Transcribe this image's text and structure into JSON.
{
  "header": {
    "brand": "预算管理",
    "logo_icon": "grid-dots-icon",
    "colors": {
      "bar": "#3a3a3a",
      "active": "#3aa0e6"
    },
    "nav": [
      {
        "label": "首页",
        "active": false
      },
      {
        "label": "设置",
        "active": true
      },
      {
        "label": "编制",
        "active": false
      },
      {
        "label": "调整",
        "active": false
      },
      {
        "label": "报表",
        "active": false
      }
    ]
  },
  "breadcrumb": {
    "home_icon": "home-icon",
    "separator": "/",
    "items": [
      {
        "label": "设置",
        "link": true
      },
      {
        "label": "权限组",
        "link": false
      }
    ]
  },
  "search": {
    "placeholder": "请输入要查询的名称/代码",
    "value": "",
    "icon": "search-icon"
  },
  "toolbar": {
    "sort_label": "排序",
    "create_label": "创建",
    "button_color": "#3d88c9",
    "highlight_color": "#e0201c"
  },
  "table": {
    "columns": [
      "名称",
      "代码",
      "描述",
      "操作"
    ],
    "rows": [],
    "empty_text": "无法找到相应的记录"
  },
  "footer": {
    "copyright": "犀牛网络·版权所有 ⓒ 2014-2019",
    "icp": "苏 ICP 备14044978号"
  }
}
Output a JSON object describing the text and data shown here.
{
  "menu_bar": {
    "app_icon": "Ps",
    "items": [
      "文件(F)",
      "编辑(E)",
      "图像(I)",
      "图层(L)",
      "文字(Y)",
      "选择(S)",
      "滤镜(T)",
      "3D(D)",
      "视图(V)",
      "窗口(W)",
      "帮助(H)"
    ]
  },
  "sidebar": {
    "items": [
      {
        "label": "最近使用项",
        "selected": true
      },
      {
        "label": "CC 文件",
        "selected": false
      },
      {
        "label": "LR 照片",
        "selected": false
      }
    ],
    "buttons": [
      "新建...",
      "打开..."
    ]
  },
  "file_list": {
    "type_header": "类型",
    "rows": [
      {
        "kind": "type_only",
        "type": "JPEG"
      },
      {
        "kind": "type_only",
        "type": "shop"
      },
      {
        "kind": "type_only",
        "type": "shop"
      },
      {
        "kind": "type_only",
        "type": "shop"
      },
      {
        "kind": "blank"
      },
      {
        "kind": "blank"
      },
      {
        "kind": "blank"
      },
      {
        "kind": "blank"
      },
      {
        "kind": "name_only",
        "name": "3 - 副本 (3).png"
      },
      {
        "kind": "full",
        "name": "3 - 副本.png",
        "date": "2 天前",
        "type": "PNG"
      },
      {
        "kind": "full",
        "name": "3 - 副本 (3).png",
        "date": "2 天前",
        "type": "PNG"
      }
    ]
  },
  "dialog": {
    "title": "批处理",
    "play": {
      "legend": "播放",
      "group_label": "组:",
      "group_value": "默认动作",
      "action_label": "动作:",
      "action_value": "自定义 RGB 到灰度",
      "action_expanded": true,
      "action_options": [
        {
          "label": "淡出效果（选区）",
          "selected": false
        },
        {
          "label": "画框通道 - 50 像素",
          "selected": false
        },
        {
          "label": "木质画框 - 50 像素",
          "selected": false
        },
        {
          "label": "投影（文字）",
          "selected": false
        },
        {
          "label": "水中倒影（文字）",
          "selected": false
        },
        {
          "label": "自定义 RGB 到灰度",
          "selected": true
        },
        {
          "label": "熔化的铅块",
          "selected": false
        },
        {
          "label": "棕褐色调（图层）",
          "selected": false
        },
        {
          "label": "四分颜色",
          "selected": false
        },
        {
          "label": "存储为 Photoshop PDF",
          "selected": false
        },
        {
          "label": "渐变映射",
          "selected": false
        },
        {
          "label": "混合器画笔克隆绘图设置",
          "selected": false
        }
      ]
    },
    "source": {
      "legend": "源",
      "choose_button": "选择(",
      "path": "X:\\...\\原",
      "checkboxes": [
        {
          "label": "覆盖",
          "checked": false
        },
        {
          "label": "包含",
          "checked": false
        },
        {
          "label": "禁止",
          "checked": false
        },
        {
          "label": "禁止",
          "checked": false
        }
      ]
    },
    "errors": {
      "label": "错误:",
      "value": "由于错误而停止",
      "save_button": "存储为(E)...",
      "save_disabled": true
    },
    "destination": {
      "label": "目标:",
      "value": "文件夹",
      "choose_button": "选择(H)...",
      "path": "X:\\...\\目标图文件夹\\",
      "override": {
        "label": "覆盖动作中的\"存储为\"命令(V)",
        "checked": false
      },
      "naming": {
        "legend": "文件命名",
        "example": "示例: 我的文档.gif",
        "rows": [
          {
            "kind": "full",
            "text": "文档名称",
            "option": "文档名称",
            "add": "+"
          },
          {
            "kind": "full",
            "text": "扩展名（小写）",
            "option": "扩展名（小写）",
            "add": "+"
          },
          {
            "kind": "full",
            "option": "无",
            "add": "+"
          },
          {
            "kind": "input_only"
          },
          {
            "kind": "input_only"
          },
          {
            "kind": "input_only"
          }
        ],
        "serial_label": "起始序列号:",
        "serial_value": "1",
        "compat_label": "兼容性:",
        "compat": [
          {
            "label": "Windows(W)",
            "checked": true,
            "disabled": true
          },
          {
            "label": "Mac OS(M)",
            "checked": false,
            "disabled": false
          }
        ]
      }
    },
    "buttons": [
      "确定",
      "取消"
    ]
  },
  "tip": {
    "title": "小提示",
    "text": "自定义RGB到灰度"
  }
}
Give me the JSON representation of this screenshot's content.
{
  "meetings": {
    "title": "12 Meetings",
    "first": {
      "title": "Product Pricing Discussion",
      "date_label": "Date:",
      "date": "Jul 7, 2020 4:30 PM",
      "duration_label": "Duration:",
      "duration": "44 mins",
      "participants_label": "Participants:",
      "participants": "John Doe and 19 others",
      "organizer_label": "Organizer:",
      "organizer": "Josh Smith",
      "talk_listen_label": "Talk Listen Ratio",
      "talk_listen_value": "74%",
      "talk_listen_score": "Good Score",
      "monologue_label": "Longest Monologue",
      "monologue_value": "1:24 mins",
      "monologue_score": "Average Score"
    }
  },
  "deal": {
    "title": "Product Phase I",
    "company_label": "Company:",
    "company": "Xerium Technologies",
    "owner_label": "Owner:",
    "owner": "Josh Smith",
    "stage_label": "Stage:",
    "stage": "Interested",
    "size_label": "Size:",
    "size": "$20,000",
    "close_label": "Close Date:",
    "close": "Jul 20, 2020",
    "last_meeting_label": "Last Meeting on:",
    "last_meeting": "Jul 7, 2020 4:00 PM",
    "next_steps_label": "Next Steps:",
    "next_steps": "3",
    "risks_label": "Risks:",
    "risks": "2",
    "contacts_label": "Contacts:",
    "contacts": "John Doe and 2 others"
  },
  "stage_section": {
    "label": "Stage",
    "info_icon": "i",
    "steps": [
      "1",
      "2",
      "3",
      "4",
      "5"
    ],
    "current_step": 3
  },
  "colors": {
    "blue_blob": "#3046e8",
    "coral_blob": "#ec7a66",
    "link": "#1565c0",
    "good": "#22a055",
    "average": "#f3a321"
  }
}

**EXERCISE OBJECTIVE**. Find the word "Score" in the entries, and copy every line it shows up in.

**EXERCISE ANSWER**.
      "talk_listen_score": "Good Score",
      "monologue_score": "Average Score"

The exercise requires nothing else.